* Задания *
- 1) Перечислите все действия, которые отрывок о приказе Ставки ВГК № 270 приписывает «дезертирам из начсостава».
- 2) Напишите продолжение отрывка о приказе Ставки ВГК № 270, начиная сразу после его последнего предложения.

::: Текст для чтения :::

С разоблаченной вражеской агентурой работали дальше, а военнослужащих, чью причастность к органам разведки противника следствие не выявило, — обратим особое внимание — из-под стражи освобождали и направляли на фронт. При этом, правда, за ними должны были постоянно наблюдать как особый отдел, так и комиссар части[143].

Борьба с уклонением военнослужащих от участия в боях пошла с новой силой после широко известного приказа Ставки ВГК № 270 от 16 август а 1941 г. «О случаях трусости и сдаче в плен и мерах по пресечению таких действий». Ставка обязывала командиров и комиссаров расстреливать на месте «дезертиров из начсостава» — командиров и политработников, «во время боя срывающих с себя знаки различия и дезертирующих в тыл или сдающихся в плен врагу». «Если дать волю этим трусам и дезертирам, — говорилось в приказе, — они в короткий срок разложат нашу армию и загубят нашу Родину. Трусов и дезертиров надо уничтожать»[144].

::: Исходные данные :::

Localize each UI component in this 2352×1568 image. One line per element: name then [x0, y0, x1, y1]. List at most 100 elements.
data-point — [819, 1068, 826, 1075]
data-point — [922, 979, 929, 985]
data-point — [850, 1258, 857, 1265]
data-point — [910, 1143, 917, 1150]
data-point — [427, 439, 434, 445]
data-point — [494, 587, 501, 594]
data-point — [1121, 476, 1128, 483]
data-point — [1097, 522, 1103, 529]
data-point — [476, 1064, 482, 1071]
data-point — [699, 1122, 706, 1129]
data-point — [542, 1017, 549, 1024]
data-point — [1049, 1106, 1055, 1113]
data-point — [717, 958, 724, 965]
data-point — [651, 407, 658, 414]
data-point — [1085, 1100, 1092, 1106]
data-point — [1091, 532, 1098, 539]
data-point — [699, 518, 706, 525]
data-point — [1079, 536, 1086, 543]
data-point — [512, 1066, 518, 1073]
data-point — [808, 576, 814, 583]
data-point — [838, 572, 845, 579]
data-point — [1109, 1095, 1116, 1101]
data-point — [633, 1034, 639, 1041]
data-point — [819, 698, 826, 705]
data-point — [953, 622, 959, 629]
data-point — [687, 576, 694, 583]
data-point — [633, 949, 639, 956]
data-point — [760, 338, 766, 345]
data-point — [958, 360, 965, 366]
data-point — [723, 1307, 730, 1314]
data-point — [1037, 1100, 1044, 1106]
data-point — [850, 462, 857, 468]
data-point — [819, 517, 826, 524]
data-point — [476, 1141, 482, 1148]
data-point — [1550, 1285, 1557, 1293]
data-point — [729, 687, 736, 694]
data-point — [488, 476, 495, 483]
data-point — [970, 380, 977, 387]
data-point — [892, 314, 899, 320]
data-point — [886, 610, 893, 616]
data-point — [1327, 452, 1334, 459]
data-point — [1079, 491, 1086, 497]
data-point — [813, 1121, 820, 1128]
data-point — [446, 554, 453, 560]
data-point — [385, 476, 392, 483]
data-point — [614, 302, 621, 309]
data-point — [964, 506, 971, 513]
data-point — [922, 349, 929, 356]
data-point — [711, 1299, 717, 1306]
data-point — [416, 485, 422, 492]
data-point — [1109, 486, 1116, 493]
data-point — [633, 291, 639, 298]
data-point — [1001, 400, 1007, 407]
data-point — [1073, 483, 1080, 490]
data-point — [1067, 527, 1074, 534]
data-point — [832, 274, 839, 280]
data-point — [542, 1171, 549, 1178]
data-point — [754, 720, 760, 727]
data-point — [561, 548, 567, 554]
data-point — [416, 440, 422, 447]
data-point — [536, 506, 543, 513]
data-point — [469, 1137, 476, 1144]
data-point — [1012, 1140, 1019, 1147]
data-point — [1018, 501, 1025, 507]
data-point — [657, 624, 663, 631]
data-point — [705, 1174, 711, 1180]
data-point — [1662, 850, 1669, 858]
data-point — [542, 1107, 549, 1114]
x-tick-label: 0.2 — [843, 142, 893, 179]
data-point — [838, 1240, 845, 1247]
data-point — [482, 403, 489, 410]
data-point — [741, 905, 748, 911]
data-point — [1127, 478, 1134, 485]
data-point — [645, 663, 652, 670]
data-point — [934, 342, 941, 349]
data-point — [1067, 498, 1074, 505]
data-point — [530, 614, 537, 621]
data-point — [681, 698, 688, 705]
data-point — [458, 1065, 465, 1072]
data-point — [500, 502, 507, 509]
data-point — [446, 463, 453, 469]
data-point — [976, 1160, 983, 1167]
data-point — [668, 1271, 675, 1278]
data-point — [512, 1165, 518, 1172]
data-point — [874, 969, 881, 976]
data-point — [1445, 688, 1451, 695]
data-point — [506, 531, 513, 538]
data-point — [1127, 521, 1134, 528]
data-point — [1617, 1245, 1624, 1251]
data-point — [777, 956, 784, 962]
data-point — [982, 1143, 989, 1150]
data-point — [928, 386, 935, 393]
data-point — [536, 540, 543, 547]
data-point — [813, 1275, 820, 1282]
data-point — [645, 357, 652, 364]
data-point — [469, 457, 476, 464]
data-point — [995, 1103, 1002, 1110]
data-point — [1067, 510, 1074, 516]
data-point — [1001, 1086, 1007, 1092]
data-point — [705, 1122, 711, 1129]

:::

* Ответы к заданиям *
- 1)
- во время боя срывают с себя знаки различия;
- дезертируют в тыл;
- сдаются в плен врагу.

- 2)
Приказ был хорошо известен личному составу, поскольку был прочитан во всех ротах, батареях, эскадронах, эскадрильях и штабах. Поэтому красноармейцы и командиры имели ясное представление о самых радикальных мерах, которые применялись к дезертирам (разумеется, не только из числа начсостава) и тем, кто добровольно переходил на сторону противника.

Приведем и еще один красноречивый документ. Поскольку среди «неустойчивых элементов» было немало членов ВКП(б) и ВЛКСМ, начальник Главного управления политической пропаганды РККА армейский комиссар 1-го ранга Л. З. Мехлис 15 июля 1941 г. отдал военным советам и начальникам управлений, отделов политпропаганды фронтов, округов и армий особую директиву, в которой, констатируя, что «трус и паникер с партийным или комсомольским билетом — самый худший враг, изменник Родине и делу нашей большевистской партии», потребовал «паникеров, трусов, шкурников, дезертиров и пораженцев немедленно изгонять из партии и комсомола и предавать суду военного трибунала»[145].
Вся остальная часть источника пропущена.